*What is required*. In the forum thread on saving a dataframe as an ORC file, which Spark release is SPARK-8458 said to be in?

*Excerpt*.
════════

Re: Error when saving a dataframe as ORC file

2015-08-23 Thread Ted Yu
SPARK-8458 is in 1.4.1 release.

You can upgrade to 1.4.1 or, wait for the upcoming 1.5.0 release.

On Sun, Aug 23, 2015 at 2:05 PM, lostrain A 
wrote:

> Hi Zhan,
>   Thanks for the point. Yes I'm using a cluster with spark-1.4.0 and it
> looks like this is most likely the reason. I'll verify this again once the
> we make the upgrade.
>
> Best,
> los
>
> On Sun, Aug 23, 2015 at 1:25 PM, Zhan Zhang 
> wrote:
>
>> If you are using spark-1.4.0, probably it is caused by SPARK-8458
>> 
>>
>> Thanks.
>>
>> Zhan Zhang
>>
>> On Aug 23, 2015, at 12:49 PM, lostrain A 
>> wrote:
>>
>> Ted,
>>   Thanks for the suggestions. Actually I tried both s3n and s3 and the
>> result remains the same.
>>
>>
>> On Sun, Aug 23, 2015 at 12:27 PM, Ted Yu  wrote:
>>
>>> In your case, I would specify "fs.s3.awsAccessKeyId" /
>>> "fs.s3.awsSecretAccessKey" since you use s3 protocol.
>>>
>>> On Sun, Aug 23, 2015 at 11:03 AM, lostrain A <
>>> donotlikeworkingh...@gmail.com> wrote:
>>>
 Hi Ted,
   Thanks for the reply. I tried setting both of the keyid and accesskey
 via

 sc.hadoopConfiguration.set("fs.s3n.awsAccessKeyId", "***")
> sc.hadoopConfiguration.set("fs.s3n.awsSecretAccessKey", "**")


 However, the error still occurs for ORC format.

 If I change the format to JSON, although the error does not go, the
 JSON files can be saved successfully.




 On Sun, Aug 23, 2015 at 5:51 AM, Ted Yu  wrote:

> You may have seen this:
> http://search-hadoop.com/m/q3RTtdSyM52urAyI
>
>
>
> On Aug 23, 2015, at 1:01 AM, lostrain A <
> donotlikeworkingh...@gmail.com> wrote:
>
> Hi,
>   I'm trying to save a simple dataframe to S3 in ORC format. The code
> is as follows:
>
>
>  val sqlContext = new org.apache.spark.sql.hive.HiveContext(sc)

════════

Element location data

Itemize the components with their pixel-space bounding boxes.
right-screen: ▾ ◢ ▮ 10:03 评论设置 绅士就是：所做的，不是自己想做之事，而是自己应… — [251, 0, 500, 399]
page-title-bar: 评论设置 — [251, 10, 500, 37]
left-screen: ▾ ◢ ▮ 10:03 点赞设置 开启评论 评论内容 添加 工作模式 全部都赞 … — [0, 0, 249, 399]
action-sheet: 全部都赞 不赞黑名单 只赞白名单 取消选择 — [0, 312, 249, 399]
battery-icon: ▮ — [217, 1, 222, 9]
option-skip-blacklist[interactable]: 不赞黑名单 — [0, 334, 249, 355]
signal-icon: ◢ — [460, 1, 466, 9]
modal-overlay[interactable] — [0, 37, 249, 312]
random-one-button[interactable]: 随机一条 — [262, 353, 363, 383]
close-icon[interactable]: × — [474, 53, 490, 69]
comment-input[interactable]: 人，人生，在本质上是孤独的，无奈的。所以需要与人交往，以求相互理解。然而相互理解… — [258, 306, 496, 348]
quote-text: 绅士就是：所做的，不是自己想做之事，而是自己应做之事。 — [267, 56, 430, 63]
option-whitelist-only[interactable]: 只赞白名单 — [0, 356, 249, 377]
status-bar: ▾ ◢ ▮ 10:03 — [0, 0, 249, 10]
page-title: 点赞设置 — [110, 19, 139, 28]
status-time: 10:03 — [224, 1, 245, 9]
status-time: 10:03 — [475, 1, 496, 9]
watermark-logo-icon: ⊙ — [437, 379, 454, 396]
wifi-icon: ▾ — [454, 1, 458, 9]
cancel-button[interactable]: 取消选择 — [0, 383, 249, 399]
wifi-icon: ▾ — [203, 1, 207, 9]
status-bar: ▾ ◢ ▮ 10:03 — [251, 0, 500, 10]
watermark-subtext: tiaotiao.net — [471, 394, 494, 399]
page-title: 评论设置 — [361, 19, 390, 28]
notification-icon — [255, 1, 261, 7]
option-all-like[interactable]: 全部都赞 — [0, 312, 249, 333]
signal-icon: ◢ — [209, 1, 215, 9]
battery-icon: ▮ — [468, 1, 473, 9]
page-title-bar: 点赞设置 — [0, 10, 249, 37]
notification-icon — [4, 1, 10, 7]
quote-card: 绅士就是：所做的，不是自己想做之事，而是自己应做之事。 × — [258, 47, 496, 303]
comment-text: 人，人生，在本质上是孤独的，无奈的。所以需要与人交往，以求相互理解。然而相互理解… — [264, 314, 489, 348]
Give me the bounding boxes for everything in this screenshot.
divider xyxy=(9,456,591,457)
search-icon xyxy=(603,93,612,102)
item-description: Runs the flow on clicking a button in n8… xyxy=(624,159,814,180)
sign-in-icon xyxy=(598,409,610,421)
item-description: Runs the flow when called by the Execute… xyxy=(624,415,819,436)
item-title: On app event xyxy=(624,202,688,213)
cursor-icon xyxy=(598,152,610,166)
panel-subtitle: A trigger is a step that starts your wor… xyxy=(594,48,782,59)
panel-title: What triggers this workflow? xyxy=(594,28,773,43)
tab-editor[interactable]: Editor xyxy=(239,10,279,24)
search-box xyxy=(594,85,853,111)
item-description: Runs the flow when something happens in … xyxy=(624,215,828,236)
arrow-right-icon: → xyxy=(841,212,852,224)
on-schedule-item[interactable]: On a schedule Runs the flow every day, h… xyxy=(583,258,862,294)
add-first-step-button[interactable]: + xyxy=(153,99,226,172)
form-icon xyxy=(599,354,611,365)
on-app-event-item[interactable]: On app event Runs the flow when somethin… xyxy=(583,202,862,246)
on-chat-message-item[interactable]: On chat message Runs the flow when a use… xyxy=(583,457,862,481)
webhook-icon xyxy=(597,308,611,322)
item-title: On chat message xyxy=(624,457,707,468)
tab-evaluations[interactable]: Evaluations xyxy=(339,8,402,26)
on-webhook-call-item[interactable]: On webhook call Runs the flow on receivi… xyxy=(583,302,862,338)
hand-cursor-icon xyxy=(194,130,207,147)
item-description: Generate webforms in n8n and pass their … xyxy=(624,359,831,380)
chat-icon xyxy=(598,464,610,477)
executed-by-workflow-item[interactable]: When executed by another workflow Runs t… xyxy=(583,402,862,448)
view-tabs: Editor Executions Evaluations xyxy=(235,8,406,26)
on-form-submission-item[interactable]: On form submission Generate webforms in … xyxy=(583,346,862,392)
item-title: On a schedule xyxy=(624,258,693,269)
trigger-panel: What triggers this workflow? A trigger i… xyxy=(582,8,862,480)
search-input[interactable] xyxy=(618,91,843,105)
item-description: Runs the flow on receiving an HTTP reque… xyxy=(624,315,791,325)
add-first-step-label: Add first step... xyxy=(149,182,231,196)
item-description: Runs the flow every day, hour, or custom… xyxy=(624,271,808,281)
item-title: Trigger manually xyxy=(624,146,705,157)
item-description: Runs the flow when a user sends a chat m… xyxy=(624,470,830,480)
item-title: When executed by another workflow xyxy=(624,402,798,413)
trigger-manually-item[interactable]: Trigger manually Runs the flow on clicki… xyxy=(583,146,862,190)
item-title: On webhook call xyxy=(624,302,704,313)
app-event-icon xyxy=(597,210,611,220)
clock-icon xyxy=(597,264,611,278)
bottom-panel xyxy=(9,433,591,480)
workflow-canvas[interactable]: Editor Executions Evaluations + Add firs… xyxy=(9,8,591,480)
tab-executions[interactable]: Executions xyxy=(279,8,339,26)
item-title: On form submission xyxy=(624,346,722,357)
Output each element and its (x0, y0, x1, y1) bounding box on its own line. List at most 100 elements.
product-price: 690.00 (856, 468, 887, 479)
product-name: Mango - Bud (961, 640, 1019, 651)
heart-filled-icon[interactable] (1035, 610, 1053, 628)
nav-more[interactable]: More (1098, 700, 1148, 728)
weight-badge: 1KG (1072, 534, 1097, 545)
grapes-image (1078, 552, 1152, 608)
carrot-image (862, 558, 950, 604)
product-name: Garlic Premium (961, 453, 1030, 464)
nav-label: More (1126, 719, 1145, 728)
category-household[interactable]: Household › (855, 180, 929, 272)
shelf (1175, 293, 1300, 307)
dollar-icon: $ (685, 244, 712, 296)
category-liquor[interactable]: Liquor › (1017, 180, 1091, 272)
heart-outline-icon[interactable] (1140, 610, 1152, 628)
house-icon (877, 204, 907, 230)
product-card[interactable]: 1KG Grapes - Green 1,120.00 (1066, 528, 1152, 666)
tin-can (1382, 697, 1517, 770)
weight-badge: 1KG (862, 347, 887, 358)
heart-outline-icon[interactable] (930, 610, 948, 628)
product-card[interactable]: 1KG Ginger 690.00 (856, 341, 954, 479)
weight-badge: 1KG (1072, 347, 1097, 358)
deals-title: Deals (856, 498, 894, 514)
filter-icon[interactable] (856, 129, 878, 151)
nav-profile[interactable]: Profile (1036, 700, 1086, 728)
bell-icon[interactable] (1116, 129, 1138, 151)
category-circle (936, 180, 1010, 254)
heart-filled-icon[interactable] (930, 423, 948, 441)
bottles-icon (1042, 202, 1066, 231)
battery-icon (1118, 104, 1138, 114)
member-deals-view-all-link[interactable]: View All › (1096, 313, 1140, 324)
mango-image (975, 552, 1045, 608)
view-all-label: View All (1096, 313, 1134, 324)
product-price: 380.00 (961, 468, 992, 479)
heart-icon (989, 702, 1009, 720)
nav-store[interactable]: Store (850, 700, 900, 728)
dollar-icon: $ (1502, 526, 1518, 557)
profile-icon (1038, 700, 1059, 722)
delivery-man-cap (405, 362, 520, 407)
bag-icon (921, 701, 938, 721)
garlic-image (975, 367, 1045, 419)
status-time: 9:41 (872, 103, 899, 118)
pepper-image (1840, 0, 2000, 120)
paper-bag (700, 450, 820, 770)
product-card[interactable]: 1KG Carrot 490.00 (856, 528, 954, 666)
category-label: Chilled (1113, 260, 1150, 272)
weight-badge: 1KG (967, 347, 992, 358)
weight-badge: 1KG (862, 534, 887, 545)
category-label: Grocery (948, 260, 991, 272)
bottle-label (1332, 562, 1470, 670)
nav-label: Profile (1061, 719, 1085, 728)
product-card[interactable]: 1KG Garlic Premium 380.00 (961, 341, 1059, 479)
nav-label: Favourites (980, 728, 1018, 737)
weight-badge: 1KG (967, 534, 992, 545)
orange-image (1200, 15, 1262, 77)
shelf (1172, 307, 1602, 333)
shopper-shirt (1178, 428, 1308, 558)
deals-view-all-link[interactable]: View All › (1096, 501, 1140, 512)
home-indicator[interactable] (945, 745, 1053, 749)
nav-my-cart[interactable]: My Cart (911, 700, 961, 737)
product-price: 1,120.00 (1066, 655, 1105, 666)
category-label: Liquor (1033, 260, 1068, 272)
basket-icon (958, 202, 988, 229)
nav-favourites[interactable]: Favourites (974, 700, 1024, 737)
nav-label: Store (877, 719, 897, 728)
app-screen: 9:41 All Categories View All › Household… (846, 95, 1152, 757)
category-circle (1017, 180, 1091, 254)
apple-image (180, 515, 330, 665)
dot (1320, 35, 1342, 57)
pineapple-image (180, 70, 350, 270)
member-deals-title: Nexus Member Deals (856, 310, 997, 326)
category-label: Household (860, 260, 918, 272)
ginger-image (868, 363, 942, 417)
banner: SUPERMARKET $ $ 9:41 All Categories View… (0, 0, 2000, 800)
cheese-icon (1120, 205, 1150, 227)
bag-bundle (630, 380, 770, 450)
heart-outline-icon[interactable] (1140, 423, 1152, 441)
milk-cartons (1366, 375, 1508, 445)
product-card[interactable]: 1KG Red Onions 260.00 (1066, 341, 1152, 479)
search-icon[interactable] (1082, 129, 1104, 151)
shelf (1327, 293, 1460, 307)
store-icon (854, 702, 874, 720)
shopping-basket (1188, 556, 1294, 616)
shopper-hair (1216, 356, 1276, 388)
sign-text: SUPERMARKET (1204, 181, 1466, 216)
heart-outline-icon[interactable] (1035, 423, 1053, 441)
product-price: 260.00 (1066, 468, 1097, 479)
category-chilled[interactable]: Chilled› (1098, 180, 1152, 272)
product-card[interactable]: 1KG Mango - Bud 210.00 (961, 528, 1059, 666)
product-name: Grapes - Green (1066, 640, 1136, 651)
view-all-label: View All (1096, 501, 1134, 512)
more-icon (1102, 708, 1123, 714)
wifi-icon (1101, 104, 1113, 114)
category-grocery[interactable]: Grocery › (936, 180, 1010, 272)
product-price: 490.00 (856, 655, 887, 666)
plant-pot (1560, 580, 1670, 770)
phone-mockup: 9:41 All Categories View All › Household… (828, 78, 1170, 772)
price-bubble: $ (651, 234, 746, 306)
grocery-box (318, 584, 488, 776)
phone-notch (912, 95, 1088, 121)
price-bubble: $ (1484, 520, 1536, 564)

════════

*Solution for this exercise*. SPARK-8458 is in the 1.4.1 release.